▶ [ZADANIA DO WYKONANIA]
**1.** Ile środków na bieżący rok otrzymał Powiatowy Urząd Pracy w Bydgoszczy według tekstu o ubezpieczeniu zdrowotnym bezrobotnych?
**2.** Przedstaw w postaci listy JSON, z osobnym ciągiem znaków dla każdego wiersza i bez pustych wierszy, wiersze rekordów od pierwszego aż do wiersza z "plot-frame <box>79 57 577 428</box>" włącznie.

### FRAGMENT TEKSTU

Powiatowy Urząd Pracy w Bydgoszczy otrzymał na br. 3 mln 429 tys. zł. Tymczasem bydgoski PUP ocenia swoje potrzeby na 7,2 mln zł. Już w lipcu zabrakło środków na ubezpieczenie zdrowotne dla bezrobotnych bez prawa do zasiłku, czyli dla około 10 tys. osób, które - niezależnie od tego - nadal korzystają z bezpłatnej opieki lekarskiej.
Od początku br. wszystkie urzędy pracy, otrzymujące środki z resortu finansów poprzez urzędy wojewódzkie, ubezpieczają bezrobotnych bez prawa do zasiłku. Poprzednio mogli oni korzystać z ubezpieczenia współmałżonka, rodzica lub pracującego dziecka.
Obecnie, zgodnie ze znowelizowaną ustawą o świadczeniach zdrowotnych, osób, które urząd musi ubezpieczyć jest więcej. Po drugie - bezrobotnych przybyło. Kryzys spowodował, że stopa bezrobocia w Bydgoszczy wzrosła od grudnia z 4,9 proc. do 6,1 proc. Na dodatek wzrosła też wysokość samego ubezpieczenia (jest obliczana procentowo od wysokości zasiłku dla bezrobotnych, a ten rząd niedawno podniósł) - podaje Gazeta Wyborcza.
Mimo, że PUP nie odprowadza za nich składek, bezrobotni korzystają z bezpłatnej opieki zdrowotnej.
- Mają do tego prawo i co do tego nie ma wątpliwości - stwierdza Andrzej Troszyński z biura prasowego Centrali NFZ w Warszawie.
Każdy bezrobotny otrzymuje zaświadczenie z urzędu potwierdzające, że jest ubezpieczony. Jest ważne przez miesiąc. Przedłuża je pieczątka wystawiona przez urząd. ZOZ-y muszą zatem bezrobotnych przyjmować. Jednak Fundusz na tym traci. Od początku roku do końca maja do jego kasy wpłynęło 618 mln zł mniej niż zakładano w planie finansowym na ten rok.

######
### REKORDY ŹRÓDŁOWE

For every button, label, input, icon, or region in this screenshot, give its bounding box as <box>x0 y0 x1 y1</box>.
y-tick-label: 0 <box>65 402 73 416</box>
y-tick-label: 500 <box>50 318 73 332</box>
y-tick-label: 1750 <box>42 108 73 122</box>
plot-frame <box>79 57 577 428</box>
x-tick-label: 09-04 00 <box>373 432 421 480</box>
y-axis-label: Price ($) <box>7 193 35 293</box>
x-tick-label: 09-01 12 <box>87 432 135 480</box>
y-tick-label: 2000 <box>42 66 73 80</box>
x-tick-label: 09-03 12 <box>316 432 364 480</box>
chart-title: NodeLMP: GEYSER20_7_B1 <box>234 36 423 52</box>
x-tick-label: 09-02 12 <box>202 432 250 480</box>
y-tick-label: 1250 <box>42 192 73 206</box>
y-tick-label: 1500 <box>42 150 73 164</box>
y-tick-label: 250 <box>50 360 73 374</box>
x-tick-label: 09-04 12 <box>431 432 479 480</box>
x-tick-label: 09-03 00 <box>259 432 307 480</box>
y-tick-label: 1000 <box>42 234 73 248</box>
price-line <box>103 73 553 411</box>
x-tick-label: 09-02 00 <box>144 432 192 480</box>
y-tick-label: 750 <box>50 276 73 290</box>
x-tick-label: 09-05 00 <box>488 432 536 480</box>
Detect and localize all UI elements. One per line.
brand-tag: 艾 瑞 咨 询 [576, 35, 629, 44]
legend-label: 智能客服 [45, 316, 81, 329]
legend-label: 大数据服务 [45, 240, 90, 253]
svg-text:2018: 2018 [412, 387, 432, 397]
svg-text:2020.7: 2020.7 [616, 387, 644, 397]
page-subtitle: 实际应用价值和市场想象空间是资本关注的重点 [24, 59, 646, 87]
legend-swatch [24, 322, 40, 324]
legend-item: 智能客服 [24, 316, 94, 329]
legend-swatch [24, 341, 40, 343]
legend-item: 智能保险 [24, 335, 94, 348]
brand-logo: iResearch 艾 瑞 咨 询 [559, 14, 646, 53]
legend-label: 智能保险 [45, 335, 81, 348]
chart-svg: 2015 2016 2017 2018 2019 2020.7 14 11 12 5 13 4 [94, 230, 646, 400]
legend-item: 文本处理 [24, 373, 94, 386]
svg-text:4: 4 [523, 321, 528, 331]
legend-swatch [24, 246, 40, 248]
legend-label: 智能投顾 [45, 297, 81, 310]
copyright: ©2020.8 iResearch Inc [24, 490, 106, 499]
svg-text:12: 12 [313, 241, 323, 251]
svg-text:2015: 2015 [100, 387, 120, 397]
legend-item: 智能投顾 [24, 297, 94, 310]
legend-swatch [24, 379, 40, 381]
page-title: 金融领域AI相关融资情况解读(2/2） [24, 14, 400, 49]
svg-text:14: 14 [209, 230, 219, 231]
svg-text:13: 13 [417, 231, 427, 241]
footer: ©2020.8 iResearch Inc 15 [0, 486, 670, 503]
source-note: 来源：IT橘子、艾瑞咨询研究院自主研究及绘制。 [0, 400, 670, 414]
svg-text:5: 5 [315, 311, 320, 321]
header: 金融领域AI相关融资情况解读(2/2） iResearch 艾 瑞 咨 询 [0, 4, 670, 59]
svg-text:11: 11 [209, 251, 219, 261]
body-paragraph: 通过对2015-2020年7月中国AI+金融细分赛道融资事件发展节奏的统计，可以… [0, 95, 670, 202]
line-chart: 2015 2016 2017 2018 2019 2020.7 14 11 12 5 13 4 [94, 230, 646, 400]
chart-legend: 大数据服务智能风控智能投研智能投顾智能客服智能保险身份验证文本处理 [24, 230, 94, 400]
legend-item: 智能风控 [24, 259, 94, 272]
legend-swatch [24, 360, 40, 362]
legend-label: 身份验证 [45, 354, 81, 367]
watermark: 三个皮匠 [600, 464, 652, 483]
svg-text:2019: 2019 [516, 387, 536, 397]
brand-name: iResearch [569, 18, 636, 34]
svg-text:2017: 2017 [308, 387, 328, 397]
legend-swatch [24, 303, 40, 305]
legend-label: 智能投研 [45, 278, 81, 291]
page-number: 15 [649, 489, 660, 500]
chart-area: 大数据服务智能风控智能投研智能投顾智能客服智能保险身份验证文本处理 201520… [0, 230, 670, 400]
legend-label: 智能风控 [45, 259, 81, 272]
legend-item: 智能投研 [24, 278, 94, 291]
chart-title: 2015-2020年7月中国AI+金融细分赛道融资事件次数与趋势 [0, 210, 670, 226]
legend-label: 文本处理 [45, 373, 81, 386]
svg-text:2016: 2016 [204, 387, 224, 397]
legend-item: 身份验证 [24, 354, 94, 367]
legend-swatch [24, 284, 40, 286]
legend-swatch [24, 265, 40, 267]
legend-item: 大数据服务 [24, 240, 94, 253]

######

▶ [PEŁNE ODPOWIEDZI]
**1.** 3 mln 429 tys. zł.

**2.**
[
  "For every button, label, input, icon, or region in this screenshot, give its bounding box as <box>x0 y0 x1 y1</box>.",
  "y-tick-label: 0 <box>65 402 73 416</box>",
  "y-tick-label: 500 <box>50 318 73 332</box>",
  "y-tick-label: 1750 <box>42 108 73 122</box>",
  "plot-frame <box>79 57 577 428</box>"
]